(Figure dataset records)
--------------------------------

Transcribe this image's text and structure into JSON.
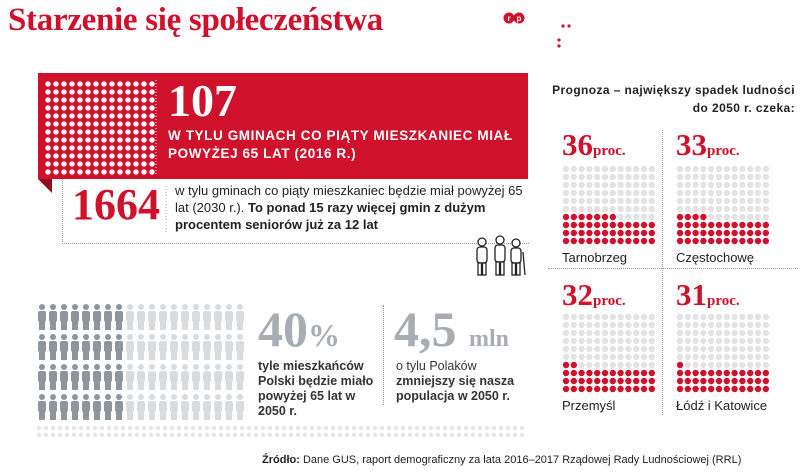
{
  "title": "Starzenie się społeczeństwa",
  "logo": "RP",
  "headline": {
    "value": "107",
    "text": "W TYLU GMINACH CO PIĄTY MIESZKANIEC MIAŁ POWYŻEJ 65 LAT (2016 R.)"
  },
  "second": {
    "value": "1664",
    "text_plain": "w tylu gminach co piąty mieszkaniec będzie miał powyżej 65 lat (2030 r.).",
    "text_bold": "To ponad 15 razy więcej gmin z dużym procentem seniorów już za 12 lat"
  },
  "stat_left": {
    "value": "40",
    "unit": "%",
    "label": "tyle mieszkańców Polski będzie miało powyżej 65 lat w 2050 r.",
    "fraction_highlighted": 0.4
  },
  "stat_right": {
    "value": "4,5",
    "unit": "mln",
    "label_plain": "o tylu Polaków",
    "label_bold": "zmniejszy się nasza populacja w 2050 r."
  },
  "forecast_title": "Prognoza – największy spadek ludności do 2050 r. czeka:",
  "cities": [
    {
      "name": "Tarnobrzeg",
      "value": "36",
      "unit": "proc.",
      "fraction": 0.36
    },
    {
      "name": "Częstochowę",
      "value": "33",
      "unit": "proc.",
      "fraction": 0.33
    },
    {
      "name": "Przemyśl",
      "value": "32",
      "unit": "proc.",
      "fraction": 0.32
    },
    {
      "name": "Łódź i Katowice",
      "value": "31",
      "unit": "proc.",
      "fraction": 0.31
    }
  ],
  "source": {
    "label": "Źródło:",
    "text": "Dane GUS, raport demograficzny za lata 2016–2017 Rządowej Rady Ludnościowej (RRL)"
  },
  "colors": {
    "red": "#d0112b",
    "dark_red": "#8e0c1d",
    "gray": "#a8adb4",
    "light_gray": "#e3e3e3"
  }
}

--------------------------------

*What this task involves*.
Give every record back exactly as it reads, with no images.

*Answer to the problem*.
Transcribe this image's text and structure into JSON.
{
  "title": "Starzenie się społeczeństwa",
  "logo": "RP",
  "headline": {
    "value": "107",
    "text": "W TYLU GMINACH CO PIĄTY MIESZKANIEC MIAŁ POWYŻEJ 65 LAT (2016 R.)"
  },
  "second": {
    "value": "1664",
    "text_plain": "w tylu gminach co piąty mieszkaniec będzie miał powyżej 65 lat (2030 r.).",
    "text_bold": "To ponad 15 razy więcej gmin z dużym procentem seniorów już za 12 lat"
  },
  "stat_left": {
    "value": "40",
    "unit": "%",
    "label": "tyle mieszkańców Polski będzie miało powyżej 65 lat w 2050 r.",
    "fraction_highlighted": 0.4
  },
  "stat_right": {
    "value": "4,5",
    "unit": "mln",
    "label_plain": "o tylu Polaków",
    "label_bold": "zmniejszy się nasza populacja w 2050 r."
  },
  "forecast_title": "Prognoza – największy spadek ludności do 2050 r. czeka:",
  "cities": [
    {
      "name": "Tarnobrzeg",
      "value": "36",
      "unit": "proc.",
      "fraction": 0.36
    },
    {
      "name": "Częstochowę",
      "value": "33",
      "unit": "proc.",
      "fraction": 0.33
    },
    {
      "name": "Przemyśl",
      "value": "32",
      "unit": "proc.",
      "fraction": 0.32
    },
    {
      "name": "Łódź i Katowice",
      "value": "31",
      "unit": "proc.",
      "fraction": 0.31
    }
  ],
  "source": {
    "label": "Źródło:",
    "text": "Dane GUS, raport demograficzny za lata 2016–2017 Rządowej Rady Ludnościowej (RRL)"
  },
  "colors": {
    "red": "#d0112b",
    "dark_red": "#8e0c1d",
    "gray": "#a8adb4",
    "light_gray": "#e3e3e3"
  }
}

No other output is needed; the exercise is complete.